======== Texto

02/11/2021. Enviado por Dr. Cesar José Claro
O final da década de 80 foi marcado, no campo político brasileiro, de movimentos em prol do recrudescimento do Direito penal1, destacando-se dentre as correntes punitivistas o Movimento de Lei e Ordem (década de 70), tendo como seu maior expoente Günther Jakobs, tido como um dos mais brilhantes discípulos de Welzel.2
A lei dos crimes hediondos (Lei n.º 8.072/90) representa o marco inicial deste movimento no Brasil, recebendo amplo apoio da sociedade, haja vista a propagação pela mídia da insegurança social.
Para Bianchini:
O criminoso convencional, no presente contexto, funciona como “bode expiatório”debitando-se-lhe a total responsabilidade pela onda de violência vivenciada em sociedade. É nele que se concentra todo o sentimento de vingança que irrompe na sociedade, em face de um histórico de inexistência de cidadania, contribuindo para o aparecimento de uma “catarse coletiva” na qual o principal punido é aquele que já é vítima dos processos de exclusão social. Em se tendo por correto que a desigualdade social representa o principal fator de criminalidade, assiste-se à estarrecedora situação em que não se busca a solução do problema por meio de ações propensas a erradicar sua causa, mas sim, absurdamente, sua conseqüência.3
Devido ao recrudescimento da legislação penal, o resultado nos parece óbvio, da década de 90 para cá entraram muitos presos no Sistema Prisional, e poucos foram os que dele saíram, gerando assim uma superlotação carcerária, misturando-se suspeitos com aqueles que já foram sentenciados, de infratores de delitos diferentes, bem como decretos de prisão preventiva e indeferimentos de liberdade provisória sem a devida fundamentação.

================
======== Dados de origem

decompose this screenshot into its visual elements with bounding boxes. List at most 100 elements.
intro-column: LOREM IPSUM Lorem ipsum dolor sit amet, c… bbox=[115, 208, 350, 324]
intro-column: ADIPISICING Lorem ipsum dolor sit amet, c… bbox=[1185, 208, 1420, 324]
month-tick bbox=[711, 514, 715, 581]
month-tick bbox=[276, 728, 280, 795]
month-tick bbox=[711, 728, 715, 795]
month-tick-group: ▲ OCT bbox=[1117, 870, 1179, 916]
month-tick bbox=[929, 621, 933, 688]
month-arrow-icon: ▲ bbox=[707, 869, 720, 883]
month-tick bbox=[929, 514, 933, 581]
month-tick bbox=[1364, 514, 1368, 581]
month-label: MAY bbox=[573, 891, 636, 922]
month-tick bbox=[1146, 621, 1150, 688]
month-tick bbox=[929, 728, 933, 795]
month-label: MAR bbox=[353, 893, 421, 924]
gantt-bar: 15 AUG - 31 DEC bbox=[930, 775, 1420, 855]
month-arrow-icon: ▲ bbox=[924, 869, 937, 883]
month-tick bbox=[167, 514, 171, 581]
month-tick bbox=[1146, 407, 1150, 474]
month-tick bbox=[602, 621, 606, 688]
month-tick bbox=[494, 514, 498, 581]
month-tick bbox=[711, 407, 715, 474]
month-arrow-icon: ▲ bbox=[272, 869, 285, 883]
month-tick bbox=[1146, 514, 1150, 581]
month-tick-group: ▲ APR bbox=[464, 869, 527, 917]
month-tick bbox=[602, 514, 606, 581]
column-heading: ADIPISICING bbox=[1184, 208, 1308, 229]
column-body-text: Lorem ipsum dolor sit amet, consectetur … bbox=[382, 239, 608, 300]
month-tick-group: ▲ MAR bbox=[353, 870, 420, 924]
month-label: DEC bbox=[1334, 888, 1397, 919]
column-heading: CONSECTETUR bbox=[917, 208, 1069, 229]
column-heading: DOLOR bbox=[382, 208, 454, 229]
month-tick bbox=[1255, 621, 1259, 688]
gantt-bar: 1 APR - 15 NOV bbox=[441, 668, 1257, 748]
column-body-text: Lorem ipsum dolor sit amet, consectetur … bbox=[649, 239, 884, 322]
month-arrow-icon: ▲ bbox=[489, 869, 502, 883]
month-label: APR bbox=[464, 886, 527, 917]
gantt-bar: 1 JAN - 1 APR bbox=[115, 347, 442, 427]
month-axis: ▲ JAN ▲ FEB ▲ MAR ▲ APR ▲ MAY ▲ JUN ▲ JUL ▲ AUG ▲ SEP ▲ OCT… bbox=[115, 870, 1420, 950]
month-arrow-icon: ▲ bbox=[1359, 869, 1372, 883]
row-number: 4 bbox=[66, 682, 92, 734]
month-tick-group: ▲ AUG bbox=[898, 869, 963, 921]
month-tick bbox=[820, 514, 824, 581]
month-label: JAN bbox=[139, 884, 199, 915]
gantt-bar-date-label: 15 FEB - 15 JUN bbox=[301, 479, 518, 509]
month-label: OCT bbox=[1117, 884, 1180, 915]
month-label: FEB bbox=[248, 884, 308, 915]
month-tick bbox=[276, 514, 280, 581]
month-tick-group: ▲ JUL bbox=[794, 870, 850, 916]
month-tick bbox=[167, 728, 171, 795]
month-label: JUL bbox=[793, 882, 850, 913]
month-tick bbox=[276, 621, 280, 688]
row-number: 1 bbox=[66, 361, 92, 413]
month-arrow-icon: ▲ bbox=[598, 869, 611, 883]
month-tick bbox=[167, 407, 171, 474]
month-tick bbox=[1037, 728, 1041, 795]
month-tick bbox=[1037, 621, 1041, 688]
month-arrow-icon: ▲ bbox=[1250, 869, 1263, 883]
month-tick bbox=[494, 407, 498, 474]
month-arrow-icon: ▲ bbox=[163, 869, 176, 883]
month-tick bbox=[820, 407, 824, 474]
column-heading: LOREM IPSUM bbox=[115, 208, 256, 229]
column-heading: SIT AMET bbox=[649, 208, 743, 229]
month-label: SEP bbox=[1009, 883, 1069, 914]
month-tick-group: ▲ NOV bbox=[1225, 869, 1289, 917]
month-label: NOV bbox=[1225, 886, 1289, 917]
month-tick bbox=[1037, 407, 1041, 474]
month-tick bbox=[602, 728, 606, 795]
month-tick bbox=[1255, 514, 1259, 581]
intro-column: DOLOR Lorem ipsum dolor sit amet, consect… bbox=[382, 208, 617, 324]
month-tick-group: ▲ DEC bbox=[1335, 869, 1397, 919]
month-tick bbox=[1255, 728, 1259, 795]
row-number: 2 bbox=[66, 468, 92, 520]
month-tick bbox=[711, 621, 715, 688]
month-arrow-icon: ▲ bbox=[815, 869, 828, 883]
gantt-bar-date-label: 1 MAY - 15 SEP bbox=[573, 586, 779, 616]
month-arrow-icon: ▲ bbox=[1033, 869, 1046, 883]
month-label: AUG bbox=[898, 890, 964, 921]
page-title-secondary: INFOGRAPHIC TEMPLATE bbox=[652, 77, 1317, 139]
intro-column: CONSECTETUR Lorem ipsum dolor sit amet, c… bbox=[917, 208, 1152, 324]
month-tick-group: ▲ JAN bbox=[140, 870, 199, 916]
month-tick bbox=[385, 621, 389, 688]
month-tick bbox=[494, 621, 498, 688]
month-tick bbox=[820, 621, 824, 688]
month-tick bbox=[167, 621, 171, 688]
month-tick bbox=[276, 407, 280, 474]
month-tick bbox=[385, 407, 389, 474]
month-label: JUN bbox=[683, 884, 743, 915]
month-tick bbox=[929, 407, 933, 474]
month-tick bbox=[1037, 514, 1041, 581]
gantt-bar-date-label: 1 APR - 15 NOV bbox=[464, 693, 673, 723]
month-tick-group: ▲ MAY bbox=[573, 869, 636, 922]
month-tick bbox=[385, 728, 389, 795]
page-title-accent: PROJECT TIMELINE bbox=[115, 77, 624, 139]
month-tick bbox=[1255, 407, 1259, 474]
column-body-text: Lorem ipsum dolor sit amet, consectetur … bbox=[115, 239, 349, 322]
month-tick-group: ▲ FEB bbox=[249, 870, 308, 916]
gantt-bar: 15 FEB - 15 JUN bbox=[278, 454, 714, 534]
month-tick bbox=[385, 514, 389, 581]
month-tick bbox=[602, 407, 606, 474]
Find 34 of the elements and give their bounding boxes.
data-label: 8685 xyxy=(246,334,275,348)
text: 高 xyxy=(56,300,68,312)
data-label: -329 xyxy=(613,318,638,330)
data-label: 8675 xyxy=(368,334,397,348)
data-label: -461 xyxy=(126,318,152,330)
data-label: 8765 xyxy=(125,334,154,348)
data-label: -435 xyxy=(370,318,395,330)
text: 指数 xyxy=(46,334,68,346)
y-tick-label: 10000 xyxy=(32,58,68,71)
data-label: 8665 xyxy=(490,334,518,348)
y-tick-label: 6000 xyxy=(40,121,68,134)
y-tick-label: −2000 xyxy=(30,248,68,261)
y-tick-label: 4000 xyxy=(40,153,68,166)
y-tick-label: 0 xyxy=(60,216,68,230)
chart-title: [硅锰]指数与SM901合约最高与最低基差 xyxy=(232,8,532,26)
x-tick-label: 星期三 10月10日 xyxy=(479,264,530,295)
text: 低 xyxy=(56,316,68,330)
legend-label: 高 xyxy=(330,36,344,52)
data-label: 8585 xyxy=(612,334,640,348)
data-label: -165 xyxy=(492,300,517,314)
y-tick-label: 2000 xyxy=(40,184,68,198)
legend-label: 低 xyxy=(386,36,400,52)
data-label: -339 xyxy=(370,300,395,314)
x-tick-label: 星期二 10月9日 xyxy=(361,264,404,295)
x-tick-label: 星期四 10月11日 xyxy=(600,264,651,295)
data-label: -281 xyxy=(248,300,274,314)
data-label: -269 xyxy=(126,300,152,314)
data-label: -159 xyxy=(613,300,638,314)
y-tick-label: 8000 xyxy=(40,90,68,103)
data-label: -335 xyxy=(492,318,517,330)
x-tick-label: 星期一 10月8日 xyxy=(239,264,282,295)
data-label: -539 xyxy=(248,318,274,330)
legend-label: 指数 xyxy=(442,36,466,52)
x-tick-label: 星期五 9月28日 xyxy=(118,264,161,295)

================

Suas tarefas:
(1) Responda com base no texto sobre o recrudescimento do Direito penal:
(a) Quem é apontado como o maior expoente do Movimento de Lei e Ordem?
(b) Qual lei representa o marco inicial desse movimento no Brasil?
(c) Na passagem de Bianchini, quem funciona como "bode expiatório"?
(2) Localize na listagem todas as linhas que contêm a palavra "arrow" e copie-as, por favor. Maiúsculas e minúsculas fazem diferença.

Exercício resolvido:
(1)
(a) Günther Jakobs.
(b) A lei dos crimes hediondos (Lei n.º 8.072/90).
(c) O criminoso convencional.

(2)
month-arrow-icon: ▲ bbox=[707, 869, 720, 883]
month-arrow-icon: ▲ bbox=[924, 869, 937, 883]
month-arrow-icon: ▲ bbox=[272, 869, 285, 883]
month-arrow-icon: ▲ bbox=[489, 869, 502, 883]
month-arrow-icon: ▲ bbox=[1359, 869, 1372, 883]
month-arrow-icon: ▲ bbox=[598, 869, 611, 883]
month-arrow-icon: ▲ bbox=[1250, 869, 1263, 883]
month-arrow-icon: ▲ bbox=[163, 869, 176, 883]
month-arrow-icon: ▲ bbox=[815, 869, 828, 883]
month-arrow-icon: ▲ bbox=[1033, 869, 1046, 883]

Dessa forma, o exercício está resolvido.